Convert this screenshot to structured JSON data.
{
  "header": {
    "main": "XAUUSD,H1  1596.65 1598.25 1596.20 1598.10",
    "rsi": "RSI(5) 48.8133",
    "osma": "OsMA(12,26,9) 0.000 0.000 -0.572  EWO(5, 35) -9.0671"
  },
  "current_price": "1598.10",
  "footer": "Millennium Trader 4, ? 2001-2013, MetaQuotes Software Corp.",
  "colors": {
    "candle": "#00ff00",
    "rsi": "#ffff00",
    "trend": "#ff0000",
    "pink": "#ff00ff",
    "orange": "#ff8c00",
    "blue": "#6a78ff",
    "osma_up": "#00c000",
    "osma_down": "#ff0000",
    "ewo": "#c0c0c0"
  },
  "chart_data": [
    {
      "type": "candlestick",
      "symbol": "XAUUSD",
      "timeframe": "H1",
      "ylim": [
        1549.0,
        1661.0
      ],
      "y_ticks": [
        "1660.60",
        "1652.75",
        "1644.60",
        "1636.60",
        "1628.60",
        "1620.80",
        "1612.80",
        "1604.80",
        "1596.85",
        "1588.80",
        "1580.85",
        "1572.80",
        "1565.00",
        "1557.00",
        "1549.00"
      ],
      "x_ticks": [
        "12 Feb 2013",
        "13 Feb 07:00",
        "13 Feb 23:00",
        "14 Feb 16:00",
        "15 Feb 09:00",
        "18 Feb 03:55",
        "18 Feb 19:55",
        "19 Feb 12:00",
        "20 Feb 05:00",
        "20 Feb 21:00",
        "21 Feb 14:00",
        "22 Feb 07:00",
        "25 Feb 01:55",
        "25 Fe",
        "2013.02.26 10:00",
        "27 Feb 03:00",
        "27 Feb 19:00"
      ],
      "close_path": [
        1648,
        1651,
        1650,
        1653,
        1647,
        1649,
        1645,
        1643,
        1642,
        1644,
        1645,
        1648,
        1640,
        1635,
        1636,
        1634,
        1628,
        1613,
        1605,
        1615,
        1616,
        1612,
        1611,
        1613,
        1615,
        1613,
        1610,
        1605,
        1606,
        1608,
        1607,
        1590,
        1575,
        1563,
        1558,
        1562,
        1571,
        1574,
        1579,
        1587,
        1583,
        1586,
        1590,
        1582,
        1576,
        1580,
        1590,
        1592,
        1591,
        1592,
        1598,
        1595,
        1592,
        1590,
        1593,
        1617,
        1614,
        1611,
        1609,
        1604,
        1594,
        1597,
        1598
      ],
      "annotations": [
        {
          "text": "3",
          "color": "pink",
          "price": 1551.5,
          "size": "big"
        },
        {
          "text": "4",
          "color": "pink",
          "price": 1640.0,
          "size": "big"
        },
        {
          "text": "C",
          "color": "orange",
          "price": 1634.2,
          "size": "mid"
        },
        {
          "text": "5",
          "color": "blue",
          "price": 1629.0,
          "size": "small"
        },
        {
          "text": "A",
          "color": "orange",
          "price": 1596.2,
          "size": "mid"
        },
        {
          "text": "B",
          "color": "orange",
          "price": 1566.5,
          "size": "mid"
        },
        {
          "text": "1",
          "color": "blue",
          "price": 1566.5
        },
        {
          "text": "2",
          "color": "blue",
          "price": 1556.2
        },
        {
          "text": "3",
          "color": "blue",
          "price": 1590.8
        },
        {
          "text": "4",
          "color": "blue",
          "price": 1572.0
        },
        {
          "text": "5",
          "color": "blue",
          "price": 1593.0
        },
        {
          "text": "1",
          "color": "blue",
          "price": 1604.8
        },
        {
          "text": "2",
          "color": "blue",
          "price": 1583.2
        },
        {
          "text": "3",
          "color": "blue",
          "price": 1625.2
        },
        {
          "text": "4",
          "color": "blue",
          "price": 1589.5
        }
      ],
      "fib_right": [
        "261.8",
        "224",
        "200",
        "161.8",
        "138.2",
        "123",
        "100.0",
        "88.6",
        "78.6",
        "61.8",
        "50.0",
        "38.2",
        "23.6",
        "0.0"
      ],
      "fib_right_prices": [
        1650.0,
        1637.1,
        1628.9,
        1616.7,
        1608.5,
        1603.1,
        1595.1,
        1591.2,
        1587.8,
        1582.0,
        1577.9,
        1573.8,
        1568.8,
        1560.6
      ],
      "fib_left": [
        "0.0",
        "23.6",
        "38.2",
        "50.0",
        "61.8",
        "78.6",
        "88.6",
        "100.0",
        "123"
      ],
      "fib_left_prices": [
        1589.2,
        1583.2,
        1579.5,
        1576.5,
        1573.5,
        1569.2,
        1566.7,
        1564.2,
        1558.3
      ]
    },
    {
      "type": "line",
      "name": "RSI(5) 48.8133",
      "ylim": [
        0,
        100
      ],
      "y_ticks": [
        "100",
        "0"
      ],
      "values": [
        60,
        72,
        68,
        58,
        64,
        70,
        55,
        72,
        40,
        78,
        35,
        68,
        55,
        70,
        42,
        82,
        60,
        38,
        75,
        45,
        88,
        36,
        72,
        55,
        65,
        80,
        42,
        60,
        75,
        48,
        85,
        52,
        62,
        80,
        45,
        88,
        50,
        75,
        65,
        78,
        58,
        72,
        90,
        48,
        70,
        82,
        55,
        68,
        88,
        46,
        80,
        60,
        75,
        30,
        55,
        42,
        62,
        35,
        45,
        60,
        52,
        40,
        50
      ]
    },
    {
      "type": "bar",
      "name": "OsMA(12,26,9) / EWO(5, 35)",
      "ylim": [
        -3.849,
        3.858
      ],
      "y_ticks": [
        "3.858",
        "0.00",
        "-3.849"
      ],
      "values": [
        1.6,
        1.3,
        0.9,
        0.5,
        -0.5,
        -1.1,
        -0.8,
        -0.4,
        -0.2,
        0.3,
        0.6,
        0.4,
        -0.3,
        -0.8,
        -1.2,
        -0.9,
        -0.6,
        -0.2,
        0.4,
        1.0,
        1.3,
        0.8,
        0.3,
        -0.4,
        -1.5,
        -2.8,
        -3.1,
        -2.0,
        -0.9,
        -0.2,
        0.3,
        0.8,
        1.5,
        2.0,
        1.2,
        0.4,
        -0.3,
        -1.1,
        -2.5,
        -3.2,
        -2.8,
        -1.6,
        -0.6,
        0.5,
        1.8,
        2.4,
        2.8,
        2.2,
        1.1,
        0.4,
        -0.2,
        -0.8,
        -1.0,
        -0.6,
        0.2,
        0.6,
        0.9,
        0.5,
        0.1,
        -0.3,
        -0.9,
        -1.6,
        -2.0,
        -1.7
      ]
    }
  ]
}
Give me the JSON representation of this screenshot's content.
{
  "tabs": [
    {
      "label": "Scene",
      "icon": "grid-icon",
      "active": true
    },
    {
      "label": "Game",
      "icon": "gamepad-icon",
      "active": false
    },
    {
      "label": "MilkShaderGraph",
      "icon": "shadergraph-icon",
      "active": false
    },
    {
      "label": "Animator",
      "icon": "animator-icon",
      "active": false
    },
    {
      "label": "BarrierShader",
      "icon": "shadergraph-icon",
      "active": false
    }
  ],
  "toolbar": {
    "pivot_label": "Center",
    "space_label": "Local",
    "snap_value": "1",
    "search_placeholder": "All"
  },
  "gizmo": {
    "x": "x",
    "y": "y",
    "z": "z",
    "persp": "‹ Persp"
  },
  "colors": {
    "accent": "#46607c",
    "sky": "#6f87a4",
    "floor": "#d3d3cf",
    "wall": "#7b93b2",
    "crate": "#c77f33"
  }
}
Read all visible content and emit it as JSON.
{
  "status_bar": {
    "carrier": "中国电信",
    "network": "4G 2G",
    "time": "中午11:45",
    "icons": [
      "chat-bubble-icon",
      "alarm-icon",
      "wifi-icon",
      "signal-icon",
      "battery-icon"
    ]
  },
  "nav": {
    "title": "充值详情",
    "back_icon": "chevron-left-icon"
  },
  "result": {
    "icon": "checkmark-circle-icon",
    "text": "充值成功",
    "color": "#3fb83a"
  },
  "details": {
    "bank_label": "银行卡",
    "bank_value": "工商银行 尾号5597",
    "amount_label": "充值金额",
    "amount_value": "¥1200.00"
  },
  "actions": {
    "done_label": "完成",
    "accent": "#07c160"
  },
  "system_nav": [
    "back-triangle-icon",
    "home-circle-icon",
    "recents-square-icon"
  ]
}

★ ★ ★ ★

TASK OBJECTIVE.
Pull out every line holding "this" from the records above, and copy it.

EXERCISE RESPONSE.
Convert this screenshot to structured JSON data.
Give me the JSON representation of this screenshot's content.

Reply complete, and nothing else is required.